__What you are asked to do__:
Copy out the listing exactly.

__Material for this task__:
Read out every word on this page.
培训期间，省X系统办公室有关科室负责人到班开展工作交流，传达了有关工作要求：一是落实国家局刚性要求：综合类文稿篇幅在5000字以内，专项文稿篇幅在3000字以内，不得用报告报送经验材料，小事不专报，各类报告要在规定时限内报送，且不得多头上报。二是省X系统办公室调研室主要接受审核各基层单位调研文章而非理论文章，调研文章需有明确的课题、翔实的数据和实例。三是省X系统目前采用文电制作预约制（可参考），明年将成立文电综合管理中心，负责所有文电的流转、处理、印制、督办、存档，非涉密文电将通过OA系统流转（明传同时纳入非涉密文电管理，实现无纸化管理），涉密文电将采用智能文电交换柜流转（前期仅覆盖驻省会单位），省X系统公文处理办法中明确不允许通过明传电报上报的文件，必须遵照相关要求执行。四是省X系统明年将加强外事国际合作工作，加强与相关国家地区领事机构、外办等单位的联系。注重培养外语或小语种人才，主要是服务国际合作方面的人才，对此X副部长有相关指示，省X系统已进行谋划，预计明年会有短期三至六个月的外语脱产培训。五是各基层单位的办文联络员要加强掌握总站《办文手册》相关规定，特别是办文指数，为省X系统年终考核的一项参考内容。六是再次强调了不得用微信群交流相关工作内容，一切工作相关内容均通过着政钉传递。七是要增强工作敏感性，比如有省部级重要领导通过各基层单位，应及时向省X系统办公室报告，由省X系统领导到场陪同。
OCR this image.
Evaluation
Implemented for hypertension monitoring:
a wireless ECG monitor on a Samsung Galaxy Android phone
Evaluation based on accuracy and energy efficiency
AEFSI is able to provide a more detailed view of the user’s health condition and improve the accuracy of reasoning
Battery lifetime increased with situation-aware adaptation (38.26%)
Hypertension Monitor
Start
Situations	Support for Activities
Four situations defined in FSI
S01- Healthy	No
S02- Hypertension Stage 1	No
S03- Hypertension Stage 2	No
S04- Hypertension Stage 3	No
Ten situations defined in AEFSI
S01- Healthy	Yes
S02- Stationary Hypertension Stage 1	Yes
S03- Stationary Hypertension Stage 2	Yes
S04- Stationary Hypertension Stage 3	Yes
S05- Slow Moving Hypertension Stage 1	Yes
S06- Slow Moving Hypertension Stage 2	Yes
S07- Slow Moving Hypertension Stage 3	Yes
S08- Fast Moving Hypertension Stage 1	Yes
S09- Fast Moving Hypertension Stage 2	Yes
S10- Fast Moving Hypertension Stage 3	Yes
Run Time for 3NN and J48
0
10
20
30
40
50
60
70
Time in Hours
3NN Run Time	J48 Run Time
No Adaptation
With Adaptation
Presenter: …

__Response for this exercise__:
Read out every word on this page.
培训期间，省X系统办公室有关科室负责人到班开展工作交流，传达了有关工作要求：一是落实国家局刚性要求：综合类文稿篇幅在5000字以内，专项文稿篇幅在3000字以内，不得用报告报送经验材料，小事不专报，各类报告要在规定时限内报送，且不得多头上报。二是省X系统办公室调研室主要接受审核各基层单位调研文章而非理论文章，调研文章需有明确的课题、翔实的数据和实例。三是省X系统目前采用文电制作预约制（可参考），明年将成立文电综合管理中心，负责所有文电的流转、处理、印制、督办、存档，非涉密文电将通过OA系统流转（明传同时纳入非涉密文电管理，实现无纸化管理），涉密文电将采用智能文电交换柜流转（前期仅覆盖驻省会单位），省X系统公文处理办法中明确不允许通过明传电报上报的文件，必须遵照相关要求执行。四是省X系统明年将加强外事国际合作工作，加强与相关国家地区领事机构、外办等单位的联系。注重培养外语或小语种人才，主要是服务国际合作方面的人才，对此X副部长有相关指示，省X系统已进行谋划，预计明年会有短期三至六个月的外语脱产培训。五是各基层单位的办文联络员要加强掌握总站《办文手册》相关规定，特别是办文指数，为省X系统年终考核的一项参考内容。六是再次强调了不得用微信群交流相关工作内容，一切工作相关内容均通过着政钉传递。七是要增强工作敏感性，比如有省部级重要领导通过各基层单位，应及时向省X系统办公室报告，由省X系统领导到场陪同。
OCR this image.
Evaluation
Implemented for hypertension monitoring:
a wireless ECG monitor on a Samsung Galaxy Android phone
Evaluation based on accuracy and energy efficiency
AEFSI is able to provide a more detailed view of the user’s health condition and improve the accuracy of reasoning
Battery lifetime increased with situation-aware adaptation (38.26%)
Hypertension Monitor
Start
Situations	Support for Activities
Four situations defined in FSI
S01- Healthy	No
S02- Hypertension Stage 1	No
S03- Hypertension Stage 2	No
S04- Hypertension Stage 3	No
Ten situations defined in AEFSI
S01- Healthy	Yes
S02- Stationary Hypertension Stage 1	Yes
S03- Stationary Hypertension Stage 2	Yes
S04- Stationary Hypertension Stage 3	Yes
S05- Slow Moving Hypertension Stage 1	Yes
S06- Slow Moving Hypertension Stage 2	Yes
S07- Slow Moving Hypertension Stage 3	Yes
S08- Fast Moving Hypertension Stage 1	Yes
S09- Fast Moving Hypertension Stage 2	Yes
S10- Fast Moving Hypertension Stage 3	Yes
Run Time for 3NN and J48
0
10
20
30
40
50
60
70
Time in Hours
3NN Run Time	J48 Run Time
No Adaptation
With Adaptation
Presenter: …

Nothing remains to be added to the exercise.